Stored data entries:
* * *

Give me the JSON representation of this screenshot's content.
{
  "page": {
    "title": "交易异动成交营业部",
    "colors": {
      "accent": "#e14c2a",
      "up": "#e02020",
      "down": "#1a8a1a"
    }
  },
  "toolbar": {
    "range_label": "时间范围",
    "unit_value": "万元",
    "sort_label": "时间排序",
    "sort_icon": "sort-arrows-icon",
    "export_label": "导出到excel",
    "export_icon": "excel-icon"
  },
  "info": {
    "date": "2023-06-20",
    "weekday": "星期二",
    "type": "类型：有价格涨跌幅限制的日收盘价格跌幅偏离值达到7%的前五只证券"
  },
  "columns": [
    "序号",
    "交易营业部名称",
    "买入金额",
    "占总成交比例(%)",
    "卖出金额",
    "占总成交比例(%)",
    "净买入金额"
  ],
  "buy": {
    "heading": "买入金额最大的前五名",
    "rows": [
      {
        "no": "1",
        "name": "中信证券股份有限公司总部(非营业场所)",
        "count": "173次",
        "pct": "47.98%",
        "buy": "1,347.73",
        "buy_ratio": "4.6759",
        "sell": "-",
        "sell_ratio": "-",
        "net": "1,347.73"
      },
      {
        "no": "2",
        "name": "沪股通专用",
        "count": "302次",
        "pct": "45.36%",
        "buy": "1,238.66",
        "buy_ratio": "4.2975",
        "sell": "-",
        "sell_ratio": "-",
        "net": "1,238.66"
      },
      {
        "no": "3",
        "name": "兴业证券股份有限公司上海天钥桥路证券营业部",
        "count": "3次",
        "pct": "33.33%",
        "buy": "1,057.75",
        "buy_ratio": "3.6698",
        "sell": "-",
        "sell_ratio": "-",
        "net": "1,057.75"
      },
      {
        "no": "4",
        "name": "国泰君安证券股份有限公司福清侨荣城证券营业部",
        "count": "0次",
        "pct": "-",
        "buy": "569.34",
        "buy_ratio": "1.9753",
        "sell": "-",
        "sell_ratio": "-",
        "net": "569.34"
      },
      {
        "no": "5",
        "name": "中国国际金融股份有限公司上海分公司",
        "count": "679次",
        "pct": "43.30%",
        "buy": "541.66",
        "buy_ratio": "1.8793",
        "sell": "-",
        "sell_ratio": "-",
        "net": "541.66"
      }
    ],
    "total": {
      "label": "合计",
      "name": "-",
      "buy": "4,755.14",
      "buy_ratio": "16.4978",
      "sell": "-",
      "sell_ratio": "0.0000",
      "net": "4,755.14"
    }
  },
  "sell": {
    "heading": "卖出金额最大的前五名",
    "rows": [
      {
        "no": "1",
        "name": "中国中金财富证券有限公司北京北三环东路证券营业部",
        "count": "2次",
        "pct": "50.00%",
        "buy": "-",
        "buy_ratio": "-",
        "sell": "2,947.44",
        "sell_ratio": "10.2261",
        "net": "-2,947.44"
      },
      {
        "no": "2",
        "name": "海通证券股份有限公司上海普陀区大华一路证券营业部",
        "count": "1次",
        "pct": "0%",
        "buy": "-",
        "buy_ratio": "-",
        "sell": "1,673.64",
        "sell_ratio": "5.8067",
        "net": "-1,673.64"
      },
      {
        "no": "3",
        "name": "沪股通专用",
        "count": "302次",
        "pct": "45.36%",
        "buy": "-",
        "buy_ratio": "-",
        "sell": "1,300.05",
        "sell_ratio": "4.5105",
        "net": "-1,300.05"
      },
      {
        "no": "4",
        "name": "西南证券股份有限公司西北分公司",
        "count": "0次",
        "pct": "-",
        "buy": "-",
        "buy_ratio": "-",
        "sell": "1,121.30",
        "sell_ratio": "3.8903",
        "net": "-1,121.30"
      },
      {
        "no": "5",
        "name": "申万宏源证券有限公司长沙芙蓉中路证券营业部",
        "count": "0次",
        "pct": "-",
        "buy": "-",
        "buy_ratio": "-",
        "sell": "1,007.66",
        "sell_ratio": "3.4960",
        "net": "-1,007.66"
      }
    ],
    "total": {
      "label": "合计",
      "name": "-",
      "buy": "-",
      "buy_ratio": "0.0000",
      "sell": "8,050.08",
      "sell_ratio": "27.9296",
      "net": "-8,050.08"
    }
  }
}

* * *

* REQUEST
Reproduce the data shown above exactly.

* RESULT FOR THIS TASK
Give me the JSON representation of this screenshot's content.
{
  "page": {
    "title": "交易异动成交营业部",
    "colors": {
      "accent": "#e14c2a",
      "up": "#e02020",
      "down": "#1a8a1a"
    }
  },
  "toolbar": {
    "range_label": "时间范围",
    "unit_value": "万元",
    "sort_label": "时间排序",
    "sort_icon": "sort-arrows-icon",
    "export_label": "导出到excel",
    "export_icon": "excel-icon"
  },
  "info": {
    "date": "2023-06-20",
    "weekday": "星期二",
    "type": "类型：有价格涨跌幅限制的日收盘价格跌幅偏离值达到7%的前五只证券"
  },
  "columns": [
    "序号",
    "交易营业部名称",
    "买入金额",
    "占总成交比例(%)",
    "卖出金额",
    "占总成交比例(%)",
    "净买入金额"
  ],
  "buy": {
    "heading": "买入金额最大的前五名",
    "rows": [
      {
        "no": "1",
        "name": "中信证券股份有限公司总部(非营业场所)",
        "count": "173次",
        "pct": "47.98%",
        "buy": "1,347.73",
        "buy_ratio": "4.6759",
        "sell": "-",
        "sell_ratio": "-",
        "net": "1,347.73"
      },
      {
        "no": "2",
        "name": "沪股通专用",
        "count": "302次",
        "pct": "45.36%",
        "buy": "1,238.66",
        "buy_ratio": "4.2975",
        "sell": "-",
        "sell_ratio": "-",
        "net": "1,238.66"
      },
      {
        "no": "3",
        "name": "兴业证券股份有限公司上海天钥桥路证券营业部",
        "count": "3次",
        "pct": "33.33%",
        "buy": "1,057.75",
        "buy_ratio": "3.6698",
        "sell": "-",
        "sell_ratio": "-",
        "net": "1,057.75"
      },
      {
        "no": "4",
        "name": "国泰君安证券股份有限公司福清侨荣城证券营业部",
        "count": "0次",
        "pct": "-",
        "buy": "569.34",
        "buy_ratio": "1.9753",
        "sell": "-",
        "sell_ratio": "-",
        "net": "569.34"
      },
      {
        "no": "5",
        "name": "中国国际金融股份有限公司上海分公司",
        "count": "679次",
        "pct": "43.30%",
        "buy": "541.66",
        "buy_ratio": "1.8793",
        "sell": "-",
        "sell_ratio": "-",
        "net": "541.66"
      }
    ],
    "total": {
      "label": "合计",
      "name": "-",
      "buy": "4,755.14",
      "buy_ratio": "16.4978",
      "sell": "-",
      "sell_ratio": "0.0000",
      "net": "4,755.14"
    }
  },
  "sell": {
    "heading": "卖出金额最大的前五名",
    "rows": [
      {
        "no": "1",
        "name": "中国中金财富证券有限公司北京北三环东路证券营业部",
        "count": "2次",
        "pct": "50.00%",
        "buy": "-",
        "buy_ratio": "-",
        "sell": "2,947.44",
        "sell_ratio": "10.2261",
        "net": "-2,947.44"
      },
      {
        "no": "2",
        "name": "海通证券股份有限公司上海普陀区大华一路证券营业部",
        "count": "1次",
        "pct": "0%",
        "buy": "-",
        "buy_ratio": "-",
        "sell": "1,673.64",
        "sell_ratio": "5.8067",
        "net": "-1,673.64"
      },
      {
        "no": "3",
        "name": "沪股通专用",
        "count": "302次",
        "pct": "45.36%",
        "buy": "-",
        "buy_ratio": "-",
        "sell": "1,300.05",
        "sell_ratio": "4.5105",
        "net": "-1,300.05"
      },
      {
        "no": "4",
        "name": "西南证券股份有限公司西北分公司",
        "count": "0次",
        "pct": "-",
        "buy": "-",
        "buy_ratio": "-",
        "sell": "1,121.30",
        "sell_ratio": "3.8903",
        "net": "-1,121.30"
      },
      {
        "no": "5",
        "name": "申万宏源证券有限公司长沙芙蓉中路证券营业部",
        "count": "0次",
        "pct": "-",
        "buy": "-",
        "buy_ratio": "-",
        "sell": "1,007.66",
        "sell_ratio": "3.4960",
        "net": "-1,007.66"
      }
    ],
    "total": {
      "label": "合计",
      "name": "-",
      "buy": "-",
      "buy_ratio": "0.0000",
      "sell": "8,050.08",
      "sell_ratio": "27.9296",
      "net": "-8,050.08"
    }
  }
}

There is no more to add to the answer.